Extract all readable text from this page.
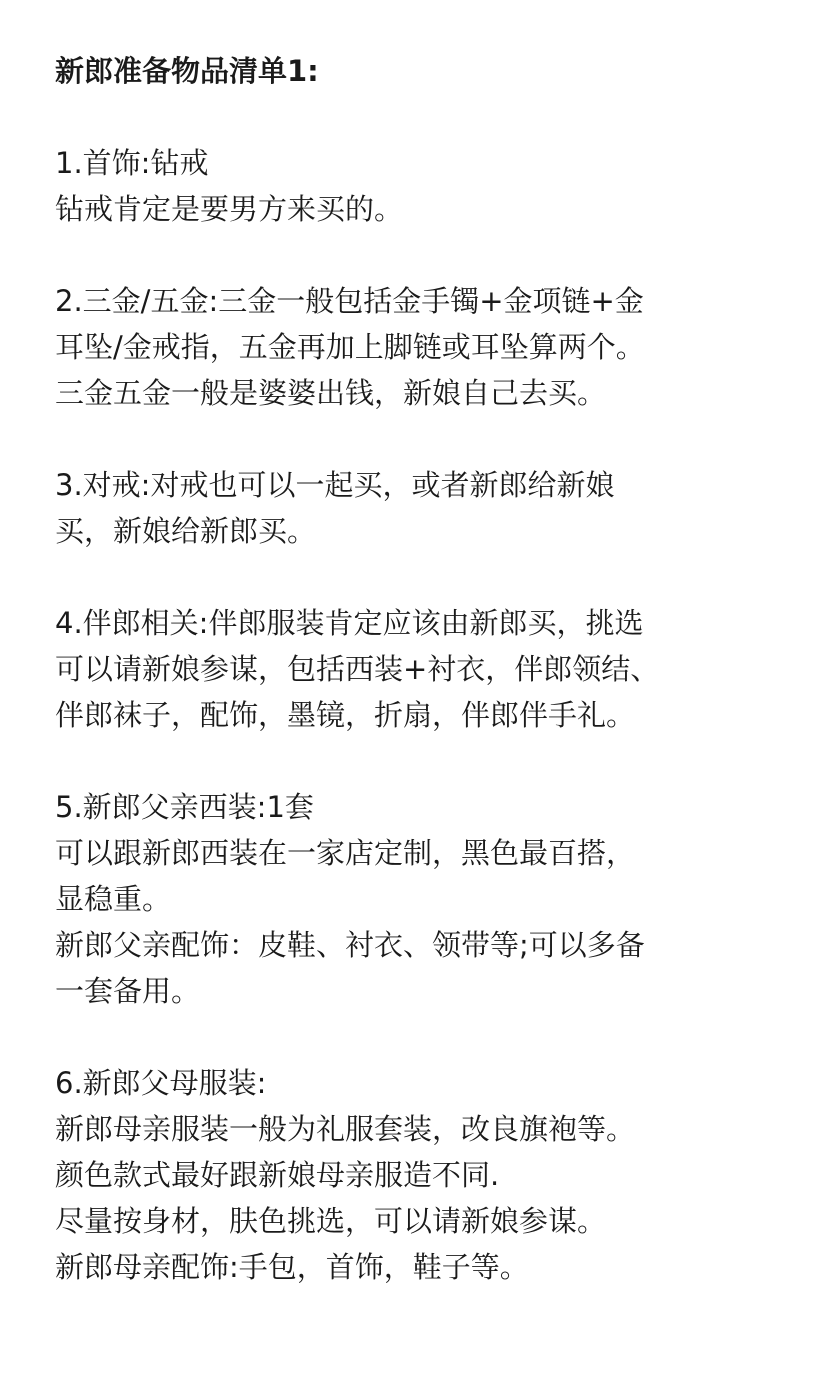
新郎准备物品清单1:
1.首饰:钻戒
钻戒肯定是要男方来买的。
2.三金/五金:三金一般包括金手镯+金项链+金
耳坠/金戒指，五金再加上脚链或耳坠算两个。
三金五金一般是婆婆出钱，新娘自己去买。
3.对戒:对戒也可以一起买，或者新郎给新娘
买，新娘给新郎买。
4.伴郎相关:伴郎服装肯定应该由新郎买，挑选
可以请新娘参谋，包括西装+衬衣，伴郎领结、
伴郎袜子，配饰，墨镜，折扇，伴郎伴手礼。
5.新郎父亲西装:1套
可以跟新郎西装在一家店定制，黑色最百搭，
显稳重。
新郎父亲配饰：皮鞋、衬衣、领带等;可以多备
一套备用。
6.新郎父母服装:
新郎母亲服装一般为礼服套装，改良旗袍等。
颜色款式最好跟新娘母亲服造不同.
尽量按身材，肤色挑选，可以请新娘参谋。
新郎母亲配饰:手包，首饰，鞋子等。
###
# Objective
Set down all the data again exactly as above, pictures excluded.

# Result
Extract all readable text from this page.
新郎准备物品清单1:
1.首饰:钻戒
钻戒肯定是要男方来买的。
2.三金/五金:三金一般包括金手镯+金项链+金
耳坠/金戒指，五金再加上脚链或耳坠算两个。
三金五金一般是婆婆出钱，新娘自己去买。
3.对戒:对戒也可以一起买，或者新郎给新娘
买，新娘给新郎买。
4.伴郎相关:伴郎服装肯定应该由新郎买，挑选
可以请新娘参谋，包括西装+衬衣，伴郎领结、
伴郎袜子，配饰，墨镜，折扇，伴郎伴手礼。
5.新郎父亲西装:1套
可以跟新郎西装在一家店定制，黑色最百搭，
显稳重。
新郎父亲配饰：皮鞋、衬衣、领带等;可以多备
一套备用。
6.新郎父母服装:
新郎母亲服装一般为礼服套装，改良旗袍等。
颜色款式最好跟新娘母亲服造不同.
尽量按身材，肤色挑选，可以请新娘参谋。
新郎母亲配饰:手包，首饰，鞋子等。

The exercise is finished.